Supplied text:
◆ ◆ ◆ ◆ ◆ ◆ ◆

EfficientWord-Net
Hotword detection based on one-shot learning
Home assistants require special phrases called hotwords to get activated (eg:"ok google")
EfficientWord-Net is an hotword detection engine based on one-shot learning inspired from FaceNet's Siamese Network Architecture. Works very similar to face recognition , just requires a few samples of your own custom hotword to get going. No extra training or huge datasets required!! This will allow developers to add custom hotwords to their programs without a sweat or any extra charges. Just like google assistant's hotword detector, the engine performs the best when 3-4 hotword samples are collected directly from the user This repository is an official implemenation of EfficientWord-Net as a python library from the authors.
The library is purely written with python and uses Google's Tflite implemenation for faster realtime inference.
Demo of EfficientWord-Net in Pi
EfficientWord-Net.mp4
Access preprint
The research paper is currently under review in IEEE, click here to access the preprint and the training code will be available for public access once the paper is published.
Python Version Requirements
This Library works between python versions: 3.6 to 3.9
Dependencies Installation
Before running the pip installation command for the library, few dependencies need to be installed manually.
- PyAudio (depends on PortAudio)
- Tflite (tensorflow lightweight binaries)
- Librosa (Binaries might not be available for certain systems) Mac OS M* and Raspberry Pi users might have to compile these dependecies.
tflite package cannot be listed in requirements.txt hence will be automatically installed when the package is initialized in the system.
librosa package is not required for inference only cases , however when generate_reference is called , will be automatically installed.
Package Installation
Run the following pip command
pip install EfficientWord-Net
and to import running
import eff_word_net
Demo
After installing the packages, you can run the Demo script inbuilt with library (ensure you have a working mic).

◆ ◆ ◆ ◆ ◆ ◆ ◆

Stored dataset items:
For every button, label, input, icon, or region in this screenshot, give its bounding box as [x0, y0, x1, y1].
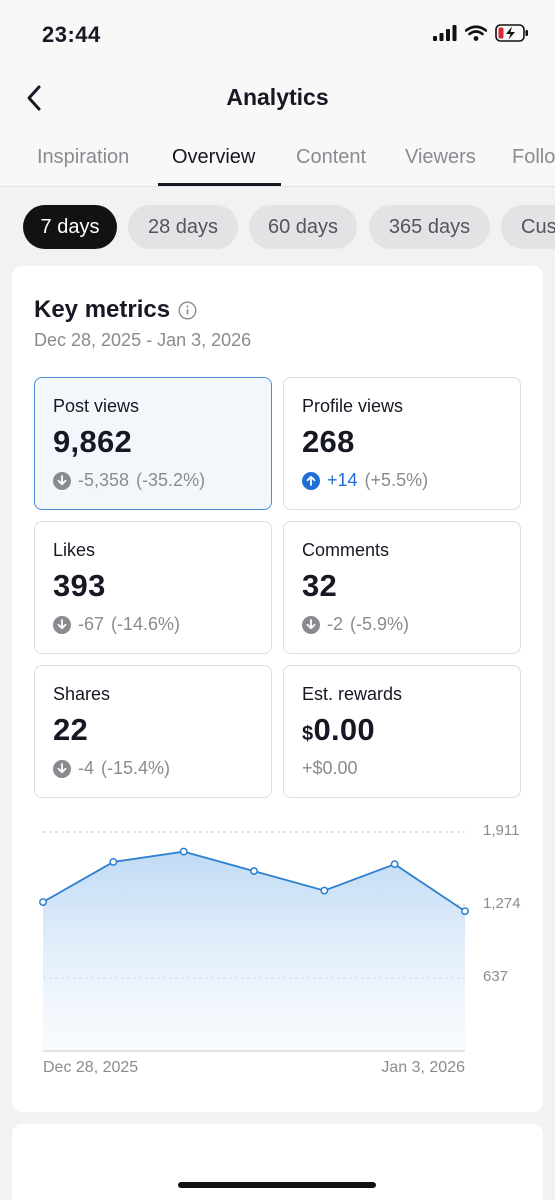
key-metrics-card: Key metrics Dec 28, 2025 - Jan 3, 2026 P…: [12, 266, 543, 1112]
battery-charging-icon: [495, 24, 528, 42]
metric-change: +$0.00: [302, 758, 358, 779]
arrow-down-icon: [53, 615, 71, 634]
metric-value: 268: [302, 424, 355, 459]
key-metrics-title: Key metrics: [34, 296, 171, 323]
status-bar: 23:44: [0, 0, 555, 70]
next-section-card: [12, 1124, 543, 1200]
metric-change-pct: (-15.4%): [101, 758, 171, 778]
chip-custom[interactable]: Custom: [501, 205, 555, 249]
metric-label: Comments: [302, 540, 390, 560]
arrow-down-icon: [53, 471, 71, 490]
metric-change-value: +14: [327, 470, 358, 490]
metric-change-pct: (-35.2%): [136, 470, 206, 490]
y-tick-label: 1,911: [483, 822, 520, 839]
arrow-down-icon: [53, 759, 71, 778]
metric-card-est-rewards[interactable]: Est. rewards $0.00 +$0.00: [283, 665, 521, 798]
chip-28-days[interactable]: 28 days: [128, 205, 238, 249]
chip-7-days[interactable]: 7 days: [23, 205, 117, 249]
chart-data-point: [109, 857, 118, 866]
metric-value-amount: 0.00: [313, 712, 375, 747]
metric-card-likes[interactable]: Likes 393 -67 (-14.6%): [34, 521, 272, 654]
metric-change: +14 (+5.5%): [302, 470, 428, 491]
metric-card-shares[interactable]: Shares 22 -4 (-15.4%): [34, 665, 272, 798]
home-indicator: [178, 1182, 376, 1188]
metric-label: Likes: [53, 540, 96, 560]
metric-label: Profile views: [302, 396, 404, 416]
date-range-label: Dec 28, 2025 - Jan 3, 2026: [34, 330, 252, 350]
chart-data-point: [39, 898, 47, 906]
nav-bar: Analytics: [0, 70, 555, 130]
metric-change-value: -4: [78, 758, 95, 778]
tab-viewers[interactable]: Viewers: [405, 146, 476, 168]
metric-change-value: -2: [327, 614, 344, 634]
arrow-up-icon: [302, 471, 320, 490]
metric-change-pct: (-14.6%): [111, 614, 181, 634]
active-tab-indicator: [158, 183, 281, 186]
metric-value: 22: [53, 712, 89, 747]
metric-card-comments[interactable]: Comments 32 -2 (-5.9%): [283, 521, 521, 654]
chart-data-point: [320, 886, 329, 895]
chart-data-point: [390, 860, 399, 869]
info-icon[interactable]: [178, 300, 197, 320]
metric-card-post-views[interactable]: Post views 9,862 -5,358 (-35.2%): [34, 377, 272, 510]
chip-365-days[interactable]: 365 days: [369, 205, 490, 249]
metric-change-value: +$0.00: [302, 758, 358, 778]
tab-inspiration[interactable]: Inspiration: [37, 146, 130, 168]
currency-symbol: $: [302, 723, 314, 745]
metric-change-value: -5,358: [78, 470, 130, 490]
y-tick-label: 637: [483, 968, 509, 985]
metric-change-pct: (-5.9%): [350, 614, 410, 634]
x-tick-label: Dec 28, 2025: [43, 1059, 139, 1076]
status-time: 23:44: [42, 22, 101, 47]
status-icons: [433, 24, 529, 42]
metric-change: -67 (-14.6%): [53, 614, 180, 635]
key-metrics-heading: Key metrics: [34, 296, 197, 324]
metric-change: -5,358 (-35.2%): [53, 470, 205, 491]
post-views-chart: 637 1,274 1,911 Dec 28, 2025 Jan 3, 2026: [12, 816, 543, 1086]
page-title: Analytics: [226, 84, 329, 110]
metric-change-pct: (+5.5%): [364, 470, 429, 490]
metric-change-value: -67: [78, 614, 105, 634]
chevron-left-icon: [27, 85, 41, 111]
chart-data-point: [250, 867, 258, 876]
y-tick-label: 1,274: [483, 895, 521, 912]
back-button[interactable]: [18, 82, 50, 114]
metric-value: 393: [53, 568, 106, 603]
x-tick-label: Jan 3, 2026: [381, 1059, 465, 1076]
metric-card-profile-views[interactable]: Profile views 268 +14 (+5.5%): [283, 377, 521, 510]
tab-followers[interactable]: Followers: [512, 146, 555, 168]
metric-value: 32: [302, 568, 338, 603]
wifi-icon: [465, 25, 487, 41]
metric-change: -2 (-5.9%): [302, 614, 409, 635]
metric-label: Shares: [53, 684, 111, 704]
metric-label: Est. rewards: [302, 684, 403, 704]
tab-bar: Inspiration Overview Content Viewers Fol…: [0, 130, 555, 187]
metric-label: Post views: [53, 396, 140, 416]
arrow-down-icon: [302, 615, 320, 634]
chart-area-fill: [43, 851, 465, 1051]
metric-change: -4 (-15.4%): [53, 758, 170, 779]
chart-data-point: [461, 907, 469, 916]
chip-60-days[interactable]: 60 days: [249, 205, 357, 249]
metric-value: 9,862: [53, 424, 133, 459]
metric-value: $0.00: [302, 712, 375, 748]
date-range-chips: 7 days 28 days 60 days 365 days Custom: [0, 187, 555, 267]
chart-plot: [39, 831, 469, 1052]
chart-data-point: [179, 847, 188, 856]
signal-icon: [433, 25, 457, 41]
tab-overview[interactable]: Overview: [172, 146, 256, 168]
tab-content[interactable]: Content: [296, 146, 367, 168]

◆ ◆ ◆ ◆ ◆ ◆ ◆

Required work:
1: Decide whether each statement agrees with the EfficientWord-Net page, answering yes or no and quoting the words from the page that settle it: (a) The library supports Python 3.10. (b) The engine performs best when 3-4 hotword samples are collected directly from the user. (c) The librosa package is needed for inference-only use.
2: From the stored dataset items, output as a JSON list of strings the rows starting at the line containing "key-metrics-card: Key metrics" and ending at the line containing "metric-change: +14 (+5.5%): [302, 470, 428, 491]", both included. Use one string per line and leave out blank lines.
The EfficientWord-Net page and the stored dataset items are separate, unrelated material.

Expected answers:
1:
(a) No: "This Library works between python versions: 3.6 to 3.9"
(b) Yes: "the engine performs the best when 3-4 hotword samples are collected directly from the user"
(c) No: "librosa package is not required for inference only cases"

2:
[
  "key-metrics-card: Key metrics Dec 28, 2025 - Jan 3, 2026 P…: [12, 266, 543, 1112]",
  "battery-charging-icon: [495, 24, 528, 42]",
  "metric-change: +$0.00: [302, 758, 358, 779]",
  "arrow-down-icon: [53, 615, 71, 634]",
  "metric-value: 268: [302, 424, 355, 459]",
  "key-metrics-title: Key metrics: [34, 296, 171, 323]",
  "status-bar: 23:44: [0, 0, 555, 70]",
  "next-section-card: [12, 1124, 543, 1200]",
  "metric-change-pct: (-15.4%): [101, 758, 171, 778]",
  "chip-custom[interactable]: Custom: [501, 205, 555, 249]",
  "metric-label: Comments: [302, 540, 390, 560]",
  "arrow-down-icon: [53, 471, 71, 490]",
  "metric-change-value: +14: [327, 470, 358, 490]",
  "metric-change-pct: (-35.2%): [136, 470, 206, 490]",
  "y-tick-label: 1,911: [483, 822, 520, 839]",
  "arrow-down-icon: [53, 759, 71, 778]",
  "metric-card-est-rewards[interactable]: Est. rewards $0.00 +$0.00: [283, 665, 521, 798]",
  "chip-28-days[interactable]: 28 days: [128, 205, 238, 249]",
  "chip-7-days[interactable]: 7 days: [23, 205, 117, 249]",
  "chart-data-point: [109, 857, 118, 866]",
  "metric-value-amount: 0.00: [313, 712, 375, 747]",
  "metric-card-likes[interactable]: Likes 393 -67 (-14.6%): [34, 521, 272, 654]",
  "metric-change: +14 (+5.5%): [302, 470, 428, 491]"
]